Reproduce every line of the records below verbatim.

---*---

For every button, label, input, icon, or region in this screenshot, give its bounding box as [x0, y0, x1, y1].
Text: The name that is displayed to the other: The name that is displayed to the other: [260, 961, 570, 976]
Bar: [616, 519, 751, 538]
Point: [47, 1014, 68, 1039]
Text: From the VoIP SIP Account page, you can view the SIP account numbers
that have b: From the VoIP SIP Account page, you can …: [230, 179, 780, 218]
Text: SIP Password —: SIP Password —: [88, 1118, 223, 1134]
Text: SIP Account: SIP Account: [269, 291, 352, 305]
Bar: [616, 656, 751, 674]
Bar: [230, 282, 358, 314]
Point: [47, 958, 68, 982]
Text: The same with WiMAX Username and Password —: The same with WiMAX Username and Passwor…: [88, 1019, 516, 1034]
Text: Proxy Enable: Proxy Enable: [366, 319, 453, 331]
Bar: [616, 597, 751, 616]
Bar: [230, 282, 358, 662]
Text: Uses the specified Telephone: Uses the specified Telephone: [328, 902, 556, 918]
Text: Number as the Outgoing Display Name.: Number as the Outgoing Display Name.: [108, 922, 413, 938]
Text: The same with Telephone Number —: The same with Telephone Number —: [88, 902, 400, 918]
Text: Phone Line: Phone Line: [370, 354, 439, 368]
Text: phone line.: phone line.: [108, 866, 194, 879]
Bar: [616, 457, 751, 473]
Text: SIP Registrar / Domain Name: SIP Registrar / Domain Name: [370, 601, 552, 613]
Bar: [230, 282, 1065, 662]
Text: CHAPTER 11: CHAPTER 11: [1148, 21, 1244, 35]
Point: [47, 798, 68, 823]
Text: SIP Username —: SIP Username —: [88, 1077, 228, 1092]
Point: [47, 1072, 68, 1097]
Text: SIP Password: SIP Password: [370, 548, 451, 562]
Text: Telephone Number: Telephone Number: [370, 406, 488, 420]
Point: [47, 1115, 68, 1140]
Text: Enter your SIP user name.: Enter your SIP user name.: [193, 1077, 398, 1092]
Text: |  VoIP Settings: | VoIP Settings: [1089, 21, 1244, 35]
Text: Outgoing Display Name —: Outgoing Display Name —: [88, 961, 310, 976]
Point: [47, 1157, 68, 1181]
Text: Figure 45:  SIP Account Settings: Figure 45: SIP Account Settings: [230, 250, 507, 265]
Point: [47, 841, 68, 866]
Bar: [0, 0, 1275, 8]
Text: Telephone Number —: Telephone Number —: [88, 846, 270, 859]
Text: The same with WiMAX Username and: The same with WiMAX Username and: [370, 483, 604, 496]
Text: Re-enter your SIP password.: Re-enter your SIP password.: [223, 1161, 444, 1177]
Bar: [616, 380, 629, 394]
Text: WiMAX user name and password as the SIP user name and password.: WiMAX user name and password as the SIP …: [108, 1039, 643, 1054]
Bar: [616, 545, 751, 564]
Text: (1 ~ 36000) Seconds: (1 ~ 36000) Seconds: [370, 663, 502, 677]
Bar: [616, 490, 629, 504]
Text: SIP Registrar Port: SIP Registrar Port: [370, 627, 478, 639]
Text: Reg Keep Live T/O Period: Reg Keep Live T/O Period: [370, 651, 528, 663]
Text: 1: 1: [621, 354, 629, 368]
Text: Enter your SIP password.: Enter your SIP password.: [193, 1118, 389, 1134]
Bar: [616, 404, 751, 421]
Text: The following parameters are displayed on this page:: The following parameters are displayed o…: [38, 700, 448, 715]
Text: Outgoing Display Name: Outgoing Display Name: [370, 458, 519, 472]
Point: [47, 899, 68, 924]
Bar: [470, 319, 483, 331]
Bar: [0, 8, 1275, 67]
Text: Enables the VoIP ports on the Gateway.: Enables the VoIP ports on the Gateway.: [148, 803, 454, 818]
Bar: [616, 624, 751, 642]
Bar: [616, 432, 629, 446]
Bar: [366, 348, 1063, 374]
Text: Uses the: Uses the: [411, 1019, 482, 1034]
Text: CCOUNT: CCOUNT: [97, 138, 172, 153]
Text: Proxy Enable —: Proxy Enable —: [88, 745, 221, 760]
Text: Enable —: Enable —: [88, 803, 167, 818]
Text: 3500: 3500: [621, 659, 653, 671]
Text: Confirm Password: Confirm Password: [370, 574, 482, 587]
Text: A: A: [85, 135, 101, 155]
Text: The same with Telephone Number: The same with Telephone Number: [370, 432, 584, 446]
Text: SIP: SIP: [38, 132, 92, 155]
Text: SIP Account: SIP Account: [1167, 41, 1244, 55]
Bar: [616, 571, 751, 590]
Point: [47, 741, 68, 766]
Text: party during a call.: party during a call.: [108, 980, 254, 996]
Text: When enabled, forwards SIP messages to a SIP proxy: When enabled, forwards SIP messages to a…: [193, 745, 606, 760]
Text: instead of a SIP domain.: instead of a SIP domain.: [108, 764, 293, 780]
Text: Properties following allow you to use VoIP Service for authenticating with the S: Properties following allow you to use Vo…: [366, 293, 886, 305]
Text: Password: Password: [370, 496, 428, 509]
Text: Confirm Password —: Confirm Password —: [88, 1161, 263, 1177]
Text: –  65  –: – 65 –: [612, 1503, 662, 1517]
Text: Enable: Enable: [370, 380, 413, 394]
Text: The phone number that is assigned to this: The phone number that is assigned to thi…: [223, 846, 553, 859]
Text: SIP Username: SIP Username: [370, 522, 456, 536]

---*---

** Exercise answer **
For every button, label, input, icon, or region in this screenshot, give its bounding box as [x0, y0, x1, y1].
Text: The name that is displayed to the other: The name that is displayed to the other: [260, 961, 570, 976]
Bar: [616, 519, 751, 538]
Point: [47, 1014, 68, 1039]
Text: From the VoIP SIP Account page, you can view the SIP account numbers
that have b: From the VoIP SIP Account page, you can …: [230, 179, 780, 218]
Text: SIP Password —: SIP Password —: [88, 1118, 223, 1134]
Text: SIP Account: SIP Account: [269, 291, 352, 305]
Bar: [616, 656, 751, 674]
Bar: [230, 282, 358, 314]
Point: [47, 958, 68, 982]
Text: The same with WiMAX Username and Password —: The same with WiMAX Username and Passwor…: [88, 1019, 516, 1034]
Text: Proxy Enable: Proxy Enable: [366, 319, 453, 331]
Bar: [616, 597, 751, 616]
Bar: [230, 282, 358, 662]
Text: Uses the specified Telephone: Uses the specified Telephone: [328, 902, 556, 918]
Text: Number as the Outgoing Display Name.: Number as the Outgoing Display Name.: [108, 922, 413, 938]
Text: The same with Telephone Number —: The same with Telephone Number —: [88, 902, 400, 918]
Text: Phone Line: Phone Line: [370, 354, 439, 368]
Text: phone line.: phone line.: [108, 866, 194, 879]
Bar: [616, 457, 751, 473]
Text: SIP Registrar / Domain Name: SIP Registrar / Domain Name: [370, 601, 552, 613]
Bar: [230, 282, 1065, 662]
Text: CHAPTER 11: CHAPTER 11: [1148, 21, 1244, 35]
Point: [47, 798, 68, 823]
Text: SIP Username —: SIP Username —: [88, 1077, 228, 1092]
Point: [47, 1072, 68, 1097]
Text: SIP Password: SIP Password: [370, 548, 451, 562]
Text: Telephone Number: Telephone Number: [370, 406, 488, 420]
Point: [47, 1115, 68, 1140]
Text: Enter your SIP user name.: Enter your SIP user name.: [193, 1077, 398, 1092]
Text: |  VoIP Settings: | VoIP Settings: [1089, 21, 1244, 35]
Text: Outgoing Display Name —: Outgoing Display Name —: [88, 961, 310, 976]
Point: [47, 1157, 68, 1181]
Text: Figure 45:  SIP Account Settings: Figure 45: SIP Account Settings: [230, 250, 507, 265]
Point: [47, 841, 68, 866]
Bar: [0, 0, 1275, 8]
Text: Telephone Number —: Telephone Number —: [88, 846, 270, 859]
Text: The same with WiMAX Username and: The same with WiMAX Username and: [370, 483, 604, 496]
Text: Re-enter your SIP password.: Re-enter your SIP password.: [223, 1161, 444, 1177]
Bar: [616, 380, 629, 394]
Text: WiMAX user name and password as the SIP user name and password.: WiMAX user name and password as the SIP …: [108, 1039, 643, 1054]
Bar: [616, 545, 751, 564]
Text: (1 ~ 36000) Seconds: (1 ~ 36000) Seconds: [370, 663, 502, 677]
Bar: [616, 490, 629, 504]
Text: SIP Registrar Port: SIP Registrar Port: [370, 627, 478, 639]
Text: Reg Keep Live T/O Period: Reg Keep Live T/O Period: [370, 651, 528, 663]
Text: 1: 1: [621, 354, 629, 368]
Text: Enter your SIP password.: Enter your SIP password.: [193, 1118, 389, 1134]
Bar: [616, 404, 751, 421]
Text: The following parameters are displayed on this page:: The following parameters are displayed o…: [38, 700, 448, 715]
Text: Outgoing Display Name: Outgoing Display Name: [370, 458, 519, 472]
Point: [47, 899, 68, 924]
Bar: [470, 319, 483, 331]
Bar: [0, 8, 1275, 67]
Text: Enables the VoIP ports on the Gateway.: Enables the VoIP ports on the Gateway.: [148, 803, 454, 818]
Bar: [616, 624, 751, 642]
Bar: [616, 432, 629, 446]
Bar: [366, 348, 1063, 374]
Text: Uses the: Uses the: [411, 1019, 482, 1034]
Text: CCOUNT: CCOUNT: [97, 138, 172, 153]
Text: Proxy Enable —: Proxy Enable —: [88, 745, 221, 760]
Text: Enable —: Enable —: [88, 803, 167, 818]
Text: 3500: 3500: [621, 659, 653, 671]
Text: Confirm Password: Confirm Password: [370, 574, 482, 587]
Text: A: A: [85, 135, 101, 155]
Text: The same with Telephone Number: The same with Telephone Number: [370, 432, 584, 446]
Text: SIP: SIP: [38, 132, 92, 155]
Text: SIP Account: SIP Account: [1167, 41, 1244, 55]
Bar: [616, 571, 751, 590]
Point: [47, 741, 68, 766]
Text: party during a call.: party during a call.: [108, 980, 254, 996]
Text: When enabled, forwards SIP messages to a SIP proxy: When enabled, forwards SIP messages to a…: [193, 745, 606, 760]
Text: instead of a SIP domain.: instead of a SIP domain.: [108, 764, 293, 780]
Text: Properties following allow you to use VoIP Service for authenticating with the S: Properties following allow you to use Vo…: [366, 293, 886, 305]
Text: Password: Password: [370, 496, 428, 509]
Text: Confirm Password —: Confirm Password —: [88, 1161, 263, 1177]
Text: –  65  –: – 65 –: [612, 1503, 662, 1517]
Text: Enable: Enable: [370, 380, 413, 394]
Text: The phone number that is assigned to this: The phone number that is assigned to thi…: [223, 846, 553, 859]
Text: SIP Username: SIP Username: [370, 522, 456, 536]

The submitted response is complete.